**Problem to solve**
Copy each line in the data that includes the word "screenshot".

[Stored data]
<<<<
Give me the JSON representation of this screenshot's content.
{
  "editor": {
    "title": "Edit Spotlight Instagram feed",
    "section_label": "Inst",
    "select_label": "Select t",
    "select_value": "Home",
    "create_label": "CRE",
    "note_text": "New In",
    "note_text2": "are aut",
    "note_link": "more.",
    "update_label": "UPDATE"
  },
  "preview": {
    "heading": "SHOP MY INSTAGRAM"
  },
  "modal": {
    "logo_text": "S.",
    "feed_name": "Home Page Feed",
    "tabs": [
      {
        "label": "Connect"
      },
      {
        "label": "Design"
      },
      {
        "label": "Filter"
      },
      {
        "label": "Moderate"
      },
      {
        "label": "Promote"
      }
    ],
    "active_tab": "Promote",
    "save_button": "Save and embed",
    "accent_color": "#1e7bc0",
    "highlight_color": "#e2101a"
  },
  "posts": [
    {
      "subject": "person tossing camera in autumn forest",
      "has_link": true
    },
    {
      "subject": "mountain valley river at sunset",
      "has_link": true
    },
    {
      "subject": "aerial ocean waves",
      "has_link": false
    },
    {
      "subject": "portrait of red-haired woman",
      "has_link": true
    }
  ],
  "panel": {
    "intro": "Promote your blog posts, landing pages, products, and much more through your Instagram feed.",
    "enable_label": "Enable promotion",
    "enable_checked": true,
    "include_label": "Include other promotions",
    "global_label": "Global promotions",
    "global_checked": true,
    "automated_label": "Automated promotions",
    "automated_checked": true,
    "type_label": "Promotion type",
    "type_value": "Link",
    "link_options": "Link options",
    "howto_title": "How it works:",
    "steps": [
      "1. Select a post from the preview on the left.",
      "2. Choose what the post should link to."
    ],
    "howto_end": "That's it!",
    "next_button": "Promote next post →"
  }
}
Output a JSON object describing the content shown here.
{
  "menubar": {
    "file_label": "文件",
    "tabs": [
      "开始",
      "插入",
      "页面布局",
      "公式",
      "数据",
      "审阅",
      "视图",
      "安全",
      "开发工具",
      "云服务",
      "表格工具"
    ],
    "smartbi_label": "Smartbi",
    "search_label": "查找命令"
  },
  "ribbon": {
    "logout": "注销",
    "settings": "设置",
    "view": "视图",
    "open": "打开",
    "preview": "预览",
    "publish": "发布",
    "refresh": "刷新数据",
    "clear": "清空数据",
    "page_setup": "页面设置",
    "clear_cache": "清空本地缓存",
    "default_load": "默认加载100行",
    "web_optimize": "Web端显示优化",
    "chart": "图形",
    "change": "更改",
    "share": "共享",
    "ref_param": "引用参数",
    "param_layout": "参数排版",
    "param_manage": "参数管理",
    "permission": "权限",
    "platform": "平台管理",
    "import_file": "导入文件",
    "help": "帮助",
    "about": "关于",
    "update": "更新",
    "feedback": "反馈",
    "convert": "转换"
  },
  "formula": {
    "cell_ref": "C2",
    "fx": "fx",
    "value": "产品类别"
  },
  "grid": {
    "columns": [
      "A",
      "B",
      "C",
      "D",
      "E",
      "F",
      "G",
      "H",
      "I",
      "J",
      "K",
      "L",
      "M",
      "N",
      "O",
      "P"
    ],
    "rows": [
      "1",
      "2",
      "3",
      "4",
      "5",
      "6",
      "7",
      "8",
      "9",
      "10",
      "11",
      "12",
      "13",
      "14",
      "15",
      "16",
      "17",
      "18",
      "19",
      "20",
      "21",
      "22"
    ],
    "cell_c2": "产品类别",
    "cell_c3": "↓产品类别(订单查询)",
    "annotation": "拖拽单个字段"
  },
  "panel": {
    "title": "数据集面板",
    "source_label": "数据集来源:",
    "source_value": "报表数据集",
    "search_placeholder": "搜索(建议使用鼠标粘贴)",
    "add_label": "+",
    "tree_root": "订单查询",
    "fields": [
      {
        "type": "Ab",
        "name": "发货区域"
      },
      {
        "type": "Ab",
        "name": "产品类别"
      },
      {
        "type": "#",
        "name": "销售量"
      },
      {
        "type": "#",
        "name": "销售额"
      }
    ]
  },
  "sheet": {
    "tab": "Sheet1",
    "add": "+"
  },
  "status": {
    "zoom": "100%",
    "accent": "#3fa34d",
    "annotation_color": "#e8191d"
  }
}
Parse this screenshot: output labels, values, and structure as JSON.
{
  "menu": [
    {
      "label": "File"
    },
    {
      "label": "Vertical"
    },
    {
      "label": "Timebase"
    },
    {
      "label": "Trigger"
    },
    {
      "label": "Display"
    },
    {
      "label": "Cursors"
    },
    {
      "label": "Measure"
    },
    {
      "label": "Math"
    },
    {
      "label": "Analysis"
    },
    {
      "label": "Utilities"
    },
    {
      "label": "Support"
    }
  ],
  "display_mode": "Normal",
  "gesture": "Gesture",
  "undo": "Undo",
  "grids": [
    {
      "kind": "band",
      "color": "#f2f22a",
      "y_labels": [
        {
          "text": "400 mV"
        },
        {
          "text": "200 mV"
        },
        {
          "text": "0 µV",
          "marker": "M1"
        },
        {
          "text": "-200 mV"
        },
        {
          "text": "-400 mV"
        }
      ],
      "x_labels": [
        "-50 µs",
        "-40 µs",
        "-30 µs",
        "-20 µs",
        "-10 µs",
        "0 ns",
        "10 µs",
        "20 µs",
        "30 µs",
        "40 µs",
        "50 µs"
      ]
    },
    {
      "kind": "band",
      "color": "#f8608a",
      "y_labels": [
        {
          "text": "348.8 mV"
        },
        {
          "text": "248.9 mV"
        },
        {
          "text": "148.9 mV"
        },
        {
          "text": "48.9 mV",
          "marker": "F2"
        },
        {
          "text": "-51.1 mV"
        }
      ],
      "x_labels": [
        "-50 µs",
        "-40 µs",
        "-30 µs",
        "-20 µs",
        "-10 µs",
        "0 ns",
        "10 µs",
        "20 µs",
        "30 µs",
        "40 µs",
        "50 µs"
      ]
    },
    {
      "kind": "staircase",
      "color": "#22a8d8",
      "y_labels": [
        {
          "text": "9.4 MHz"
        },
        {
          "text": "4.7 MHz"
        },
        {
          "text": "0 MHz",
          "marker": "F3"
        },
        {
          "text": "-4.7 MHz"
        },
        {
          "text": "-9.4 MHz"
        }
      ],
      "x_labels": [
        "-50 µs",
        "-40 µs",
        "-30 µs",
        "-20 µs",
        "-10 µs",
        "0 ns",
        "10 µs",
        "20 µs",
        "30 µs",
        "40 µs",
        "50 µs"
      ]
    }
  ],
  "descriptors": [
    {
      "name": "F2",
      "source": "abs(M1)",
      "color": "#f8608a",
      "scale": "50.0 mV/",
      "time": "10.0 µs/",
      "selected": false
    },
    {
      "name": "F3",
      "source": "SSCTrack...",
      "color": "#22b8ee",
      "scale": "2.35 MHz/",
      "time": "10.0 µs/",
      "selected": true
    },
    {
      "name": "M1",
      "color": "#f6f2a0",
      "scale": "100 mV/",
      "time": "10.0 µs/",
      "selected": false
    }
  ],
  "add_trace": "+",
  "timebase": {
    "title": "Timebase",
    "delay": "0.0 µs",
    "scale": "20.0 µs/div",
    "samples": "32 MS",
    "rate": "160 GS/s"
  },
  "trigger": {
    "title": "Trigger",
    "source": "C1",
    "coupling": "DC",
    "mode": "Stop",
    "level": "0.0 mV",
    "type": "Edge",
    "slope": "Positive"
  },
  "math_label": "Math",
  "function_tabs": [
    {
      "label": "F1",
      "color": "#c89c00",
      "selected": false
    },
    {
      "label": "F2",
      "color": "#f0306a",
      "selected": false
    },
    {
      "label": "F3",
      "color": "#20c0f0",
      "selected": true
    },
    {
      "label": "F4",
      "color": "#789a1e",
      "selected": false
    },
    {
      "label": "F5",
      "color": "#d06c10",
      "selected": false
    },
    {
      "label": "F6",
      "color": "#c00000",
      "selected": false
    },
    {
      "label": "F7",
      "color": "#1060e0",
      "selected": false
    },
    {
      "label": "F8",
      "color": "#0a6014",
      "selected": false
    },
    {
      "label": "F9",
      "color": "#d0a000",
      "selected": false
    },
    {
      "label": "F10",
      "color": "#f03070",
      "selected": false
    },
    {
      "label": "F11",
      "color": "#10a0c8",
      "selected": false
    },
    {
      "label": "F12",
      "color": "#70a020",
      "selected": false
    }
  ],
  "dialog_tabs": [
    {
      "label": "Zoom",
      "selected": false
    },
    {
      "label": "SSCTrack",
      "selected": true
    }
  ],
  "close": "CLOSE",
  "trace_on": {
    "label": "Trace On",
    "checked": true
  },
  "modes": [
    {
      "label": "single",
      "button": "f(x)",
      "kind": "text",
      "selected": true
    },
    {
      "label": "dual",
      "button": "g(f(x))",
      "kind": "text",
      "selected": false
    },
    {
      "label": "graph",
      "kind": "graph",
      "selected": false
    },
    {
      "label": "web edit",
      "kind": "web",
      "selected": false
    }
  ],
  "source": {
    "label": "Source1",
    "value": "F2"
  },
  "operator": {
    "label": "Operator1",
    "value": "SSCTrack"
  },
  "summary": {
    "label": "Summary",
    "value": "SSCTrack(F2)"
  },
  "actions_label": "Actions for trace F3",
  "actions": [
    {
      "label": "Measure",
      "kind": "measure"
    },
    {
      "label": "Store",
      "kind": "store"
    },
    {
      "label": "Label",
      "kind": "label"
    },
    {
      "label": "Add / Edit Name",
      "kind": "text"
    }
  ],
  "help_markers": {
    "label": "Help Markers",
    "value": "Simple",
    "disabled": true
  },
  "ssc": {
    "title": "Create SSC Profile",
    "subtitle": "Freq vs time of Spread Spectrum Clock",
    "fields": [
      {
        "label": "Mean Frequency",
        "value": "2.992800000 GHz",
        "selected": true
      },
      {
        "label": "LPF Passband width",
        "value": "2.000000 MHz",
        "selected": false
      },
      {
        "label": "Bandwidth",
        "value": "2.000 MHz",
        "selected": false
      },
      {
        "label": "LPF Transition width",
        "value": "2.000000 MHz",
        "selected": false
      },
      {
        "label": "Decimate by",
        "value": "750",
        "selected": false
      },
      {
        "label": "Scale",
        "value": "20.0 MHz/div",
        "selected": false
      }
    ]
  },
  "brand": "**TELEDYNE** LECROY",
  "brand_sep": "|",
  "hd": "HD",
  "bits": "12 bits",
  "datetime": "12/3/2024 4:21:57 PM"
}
>>>>
**Written response**
Give me the JSON representation of this screenshot's content.
Parse this screenshot: output labels, values, and structure as JSON.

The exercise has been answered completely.